Direction: Every entry here needs to be repeated exactly.

Material supplied:
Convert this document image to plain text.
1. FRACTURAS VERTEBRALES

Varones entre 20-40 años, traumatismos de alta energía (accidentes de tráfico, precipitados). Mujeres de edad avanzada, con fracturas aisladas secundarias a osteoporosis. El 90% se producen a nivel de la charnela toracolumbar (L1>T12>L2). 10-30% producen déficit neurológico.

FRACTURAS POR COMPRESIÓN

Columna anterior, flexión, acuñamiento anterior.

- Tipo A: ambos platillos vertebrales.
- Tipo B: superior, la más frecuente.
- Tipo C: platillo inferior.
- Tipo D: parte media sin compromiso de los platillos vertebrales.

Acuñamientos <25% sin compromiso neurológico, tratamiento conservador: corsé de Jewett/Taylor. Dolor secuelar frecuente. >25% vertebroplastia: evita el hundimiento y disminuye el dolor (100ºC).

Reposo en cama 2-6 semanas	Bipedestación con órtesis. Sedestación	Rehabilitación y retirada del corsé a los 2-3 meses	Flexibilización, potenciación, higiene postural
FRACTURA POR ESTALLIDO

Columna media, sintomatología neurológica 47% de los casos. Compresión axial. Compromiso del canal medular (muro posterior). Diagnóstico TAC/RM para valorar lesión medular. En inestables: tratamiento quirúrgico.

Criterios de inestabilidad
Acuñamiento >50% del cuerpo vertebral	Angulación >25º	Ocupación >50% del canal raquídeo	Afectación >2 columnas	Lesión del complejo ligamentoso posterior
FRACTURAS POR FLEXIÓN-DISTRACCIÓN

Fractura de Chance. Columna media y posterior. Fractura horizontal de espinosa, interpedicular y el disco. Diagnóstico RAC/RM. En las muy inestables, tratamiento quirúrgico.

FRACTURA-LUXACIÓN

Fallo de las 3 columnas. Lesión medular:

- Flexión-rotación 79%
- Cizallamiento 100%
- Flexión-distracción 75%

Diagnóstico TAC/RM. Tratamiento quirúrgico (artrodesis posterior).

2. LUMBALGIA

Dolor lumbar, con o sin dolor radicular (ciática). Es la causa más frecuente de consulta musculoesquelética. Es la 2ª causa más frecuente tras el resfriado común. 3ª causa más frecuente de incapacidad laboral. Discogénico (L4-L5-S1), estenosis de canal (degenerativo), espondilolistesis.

Response:
Convert this document image to plain text.
1. FRACTURAS VERTEBRALES

Varones entre 20-40 años, traumatismos de alta energía (accidentes de tráfico, precipitados). Mujeres de edad avanzada, con fracturas aisladas secundarias a osteoporosis. El 90% se producen a nivel de la charnela toracolumbar (L1>T12>L2). 10-30% producen déficit neurológico.

FRACTURAS POR COMPRESIÓN

Columna anterior, flexión, acuñamiento anterior.

- Tipo A: ambos platillos vertebrales.
- Tipo B: superior, la más frecuente.
- Tipo C: platillo inferior.
- Tipo D: parte media sin compromiso de los platillos vertebrales.

Acuñamientos <25% sin compromiso neurológico, tratamiento conservador: corsé de Jewett/Taylor. Dolor secuelar frecuente. >25% vertebroplastia: evita el hundimiento y disminuye el dolor (100ºC).

Reposo en cama 2-6 semanas	Bipedestación con órtesis. Sedestación	Rehabilitación y retirada del corsé a los 2-3 meses	Flexibilización, potenciación, higiene postural
FRACTURA POR ESTALLIDO

Columna media, sintomatología neurológica 47% de los casos. Compresión axial. Compromiso del canal medular (muro posterior). Diagnóstico TAC/RM para valorar lesión medular. En inestables: tratamiento quirúrgico.

Criterios de inestabilidad
Acuñamiento >50% del cuerpo vertebral	Angulación >25º	Ocupación >50% del canal raquídeo	Afectación >2 columnas	Lesión del complejo ligamentoso posterior
FRACTURAS POR FLEXIÓN-DISTRACCIÓN

Fractura de Chance. Columna media y posterior. Fractura horizontal de espinosa, interpedicular y el disco. Diagnóstico RAC/RM. En las muy inestables, tratamiento quirúrgico.

FRACTURA-LUXACIÓN

Fallo de las 3 columnas. Lesión medular:

- Flexión-rotación 79%
- Cizallamiento 100%
- Flexión-distracción 75%

Diagnóstico TAC/RM. Tratamiento quirúrgico (artrodesis posterior).

2. LUMBALGIA

Dolor lumbar, con o sin dolor radicular (ciática). Es la causa más frecuente de consulta musculoesquelética. Es la 2ª causa más frecuente tras el resfriado común. 3ª causa más frecuente de incapacidad laboral. Discogénico (L4-L5-S1), estenosis de canal (degenerativo), espondilolistesis.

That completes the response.